▶ [Given request]
Your task is to reproduce the entries below word for word.

▶ [Record excerpts]
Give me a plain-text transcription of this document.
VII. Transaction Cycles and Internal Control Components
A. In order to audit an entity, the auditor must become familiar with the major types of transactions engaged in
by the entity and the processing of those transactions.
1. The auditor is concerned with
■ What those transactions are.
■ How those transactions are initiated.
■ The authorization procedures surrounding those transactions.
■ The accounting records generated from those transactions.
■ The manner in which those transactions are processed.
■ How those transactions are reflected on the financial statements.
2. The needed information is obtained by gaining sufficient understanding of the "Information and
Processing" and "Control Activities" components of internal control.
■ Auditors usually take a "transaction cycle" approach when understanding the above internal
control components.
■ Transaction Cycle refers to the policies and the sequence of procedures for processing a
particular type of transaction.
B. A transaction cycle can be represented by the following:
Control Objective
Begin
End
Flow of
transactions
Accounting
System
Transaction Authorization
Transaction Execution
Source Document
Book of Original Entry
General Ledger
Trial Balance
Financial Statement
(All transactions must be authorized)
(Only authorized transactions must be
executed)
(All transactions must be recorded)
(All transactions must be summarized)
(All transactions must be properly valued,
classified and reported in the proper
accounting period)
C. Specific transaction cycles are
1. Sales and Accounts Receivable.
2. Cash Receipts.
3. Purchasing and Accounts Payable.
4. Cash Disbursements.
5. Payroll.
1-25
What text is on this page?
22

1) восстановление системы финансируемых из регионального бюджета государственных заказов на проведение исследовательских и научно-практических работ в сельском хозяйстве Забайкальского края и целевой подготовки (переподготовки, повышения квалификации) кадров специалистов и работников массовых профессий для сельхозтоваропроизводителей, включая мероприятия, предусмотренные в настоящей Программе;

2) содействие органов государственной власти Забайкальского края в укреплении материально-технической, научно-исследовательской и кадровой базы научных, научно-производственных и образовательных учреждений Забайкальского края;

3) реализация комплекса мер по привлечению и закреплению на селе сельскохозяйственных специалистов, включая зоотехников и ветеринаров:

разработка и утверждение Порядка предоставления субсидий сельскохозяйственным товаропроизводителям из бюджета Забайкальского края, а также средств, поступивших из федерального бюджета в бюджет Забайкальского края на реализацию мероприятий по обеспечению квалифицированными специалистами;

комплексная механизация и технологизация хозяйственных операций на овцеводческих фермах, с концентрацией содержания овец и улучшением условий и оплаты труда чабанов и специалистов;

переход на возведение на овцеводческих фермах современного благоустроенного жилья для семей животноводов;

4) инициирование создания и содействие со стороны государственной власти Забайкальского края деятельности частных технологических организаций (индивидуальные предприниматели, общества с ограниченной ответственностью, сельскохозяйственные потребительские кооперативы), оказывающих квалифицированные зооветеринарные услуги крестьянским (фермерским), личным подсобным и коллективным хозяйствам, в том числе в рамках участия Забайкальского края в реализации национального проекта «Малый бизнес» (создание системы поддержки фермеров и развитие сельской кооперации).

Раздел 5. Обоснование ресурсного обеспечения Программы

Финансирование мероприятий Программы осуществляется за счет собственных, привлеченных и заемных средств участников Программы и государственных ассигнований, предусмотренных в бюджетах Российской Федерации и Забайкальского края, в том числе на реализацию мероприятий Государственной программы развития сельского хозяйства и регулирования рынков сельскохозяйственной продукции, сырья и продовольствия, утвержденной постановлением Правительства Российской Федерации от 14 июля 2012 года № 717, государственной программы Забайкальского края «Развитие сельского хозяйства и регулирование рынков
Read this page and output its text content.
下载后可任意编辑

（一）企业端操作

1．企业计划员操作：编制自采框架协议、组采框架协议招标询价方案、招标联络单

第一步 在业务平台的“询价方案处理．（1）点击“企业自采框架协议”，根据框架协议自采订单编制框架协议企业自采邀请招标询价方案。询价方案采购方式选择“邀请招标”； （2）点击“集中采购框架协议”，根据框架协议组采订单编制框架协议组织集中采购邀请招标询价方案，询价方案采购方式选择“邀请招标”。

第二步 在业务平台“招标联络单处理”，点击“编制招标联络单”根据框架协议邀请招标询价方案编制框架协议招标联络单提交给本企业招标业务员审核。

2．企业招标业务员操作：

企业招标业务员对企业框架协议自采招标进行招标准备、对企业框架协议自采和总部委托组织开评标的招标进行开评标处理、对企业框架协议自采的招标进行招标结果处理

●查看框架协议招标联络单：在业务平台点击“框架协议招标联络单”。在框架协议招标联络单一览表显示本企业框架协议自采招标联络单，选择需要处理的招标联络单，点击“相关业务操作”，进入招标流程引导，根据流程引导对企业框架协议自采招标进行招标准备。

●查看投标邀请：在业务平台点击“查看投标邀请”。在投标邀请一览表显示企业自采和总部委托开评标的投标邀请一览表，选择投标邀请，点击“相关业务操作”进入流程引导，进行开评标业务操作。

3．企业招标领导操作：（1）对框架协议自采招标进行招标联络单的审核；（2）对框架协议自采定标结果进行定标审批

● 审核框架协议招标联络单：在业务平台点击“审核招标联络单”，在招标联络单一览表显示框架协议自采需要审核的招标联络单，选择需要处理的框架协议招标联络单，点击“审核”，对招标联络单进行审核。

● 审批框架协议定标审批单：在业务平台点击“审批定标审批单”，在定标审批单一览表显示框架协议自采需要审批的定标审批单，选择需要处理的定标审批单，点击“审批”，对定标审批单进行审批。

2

▶ [Expected output]
Give me a plain-text transcription of this document.
VII. Transaction Cycles and Internal Control Components
A. In order to audit an entity, the auditor must become familiar with the major types of transactions engaged in
by the entity and the processing of those transactions.
1. The auditor is concerned with
■ What those transactions are.
■ How those transactions are initiated.
■ The authorization procedures surrounding those transactions.
■ The accounting records generated from those transactions.
■ The manner in which those transactions are processed.
■ How those transactions are reflected on the financial statements.
2. The needed information is obtained by gaining sufficient understanding of the "Information and
Processing" and "Control Activities" components of internal control.
■ Auditors usually take a "transaction cycle" approach when understanding the above internal
control components.
■ Transaction Cycle refers to the policies and the sequence of procedures for processing a
particular type of transaction.
B. A transaction cycle can be represented by the following:
Control Objective
Begin
End
Flow of
transactions
Accounting
System
Transaction Authorization
Transaction Execution
Source Document
Book of Original Entry
General Ledger
Trial Balance
Financial Statement
(All transactions must be authorized)
(Only authorized transactions must be
executed)
(All transactions must be recorded)
(All transactions must be summarized)
(All transactions must be properly valued,
classified and reported in the proper
accounting period)
C. Specific transaction cycles are
1. Sales and Accounts Receivable.
2. Cash Receipts.
3. Purchasing and Accounts Payable.
4. Cash Disbursements.
5. Payroll.
1-25
What text is on this page?
22

1) восстановление системы финансируемых из регионального бюджета государственных заказов на проведение исследовательских и научно-практических работ в сельском хозяйстве Забайкальского края и целевой подготовки (переподготовки, повышения квалификации) кадров специалистов и работников массовых профессий для сельхозтоваропроизводителей, включая мероприятия, предусмотренные в настоящей Программе;

2) содействие органов государственной власти Забайкальского края в укреплении материально-технической, научно-исследовательской и кадровой базы научных, научно-производственных и образовательных учреждений Забайкальского края;

3) реализация комплекса мер по привлечению и закреплению на селе сельскохозяйственных специалистов, включая зоотехников и ветеринаров:

разработка и утверждение Порядка предоставления субсидий сельскохозяйственным товаропроизводителям из бюджета Забайкальского края, а также средств, поступивших из федерального бюджета в бюджет Забайкальского края на реализацию мероприятий по обеспечению квалифицированными специалистами;

комплексная механизация и технологизация хозяйственных операций на овцеводческих фермах, с концентрацией содержания овец и улучшением условий и оплаты труда чабанов и специалистов;

переход на возведение на овцеводческих фермах современного благоустроенного жилья для семей животноводов;

4) инициирование создания и содействие со стороны государственной власти Забайкальского края деятельности частных технологических организаций (индивидуальные предприниматели, общества с ограниченной ответственностью, сельскохозяйственные потребительские кооперативы), оказывающих квалифицированные зооветеринарные услуги крестьянским (фермерским), личным подсобным и коллективным хозяйствам, в том числе в рамках участия Забайкальского края в реализации национального проекта «Малый бизнес» (создание системы поддержки фермеров и развитие сельской кооперации).

Раздел 5. Обоснование ресурсного обеспечения Программы

Финансирование мероприятий Программы осуществляется за счет собственных, привлеченных и заемных средств участников Программы и государственных ассигнований, предусмотренных в бюджетах Российской Федерации и Забайкальского края, в том числе на реализацию мероприятий Государственной программы развития сельского хозяйства и регулирования рынков сельскохозяйственной продукции, сырья и продовольствия, утвержденной постановлением Правительства Российской Федерации от 14 июля 2012 года № 717, государственной программы Забайкальского края «Развитие сельского хозяйства и регулирование рынков
Read this page and output its text content.
下载后可任意编辑

（一）企业端操作

1．企业计划员操作：编制自采框架协议、组采框架协议招标询价方案、招标联络单

第一步 在业务平台的“询价方案处理．（1）点击“企业自采框架协议”，根据框架协议自采订单编制框架协议企业自采邀请招标询价方案。询价方案采购方式选择“邀请招标”； （2）点击“集中采购框架协议”，根据框架协议组采订单编制框架协议组织集中采购邀请招标询价方案，询价方案采购方式选择“邀请招标”。

第二步 在业务平台“招标联络单处理”，点击“编制招标联络单”根据框架协议邀请招标询价方案编制框架协议招标联络单提交给本企业招标业务员审核。

2．企业招标业务员操作：

企业招标业务员对企业框架协议自采招标进行招标准备、对企业框架协议自采和总部委托组织开评标的招标进行开评标处理、对企业框架协议自采的招标进行招标结果处理

●查看框架协议招标联络单：在业务平台点击“框架协议招标联络单”。在框架协议招标联络单一览表显示本企业框架协议自采招标联络单，选择需要处理的招标联络单，点击“相关业务操作”，进入招标流程引导，根据流程引导对企业框架协议自采招标进行招标准备。

●查看投标邀请：在业务平台点击“查看投标邀请”。在投标邀请一览表显示企业自采和总部委托开评标的投标邀请一览表，选择投标邀请，点击“相关业务操作”进入流程引导，进行开评标业务操作。

3．企业招标领导操作：（1）对框架协议自采招标进行招标联络单的审核；（2）对框架协议自采定标结果进行定标审批

● 审核框架协议招标联络单：在业务平台点击“审核招标联络单”，在招标联络单一览表显示框架协议自采需要审核的招标联络单，选择需要处理的框架协议招标联络单，点击“审核”，对招标联络单进行审核。

● 审批框架协议定标审批单：在业务平台点击“审批定标审批单”，在定标审批单一览表显示框架协议自采需要审批的定标审批单，选择需要处理的定标审批单，点击“审批”，对定标审批单进行审批。

2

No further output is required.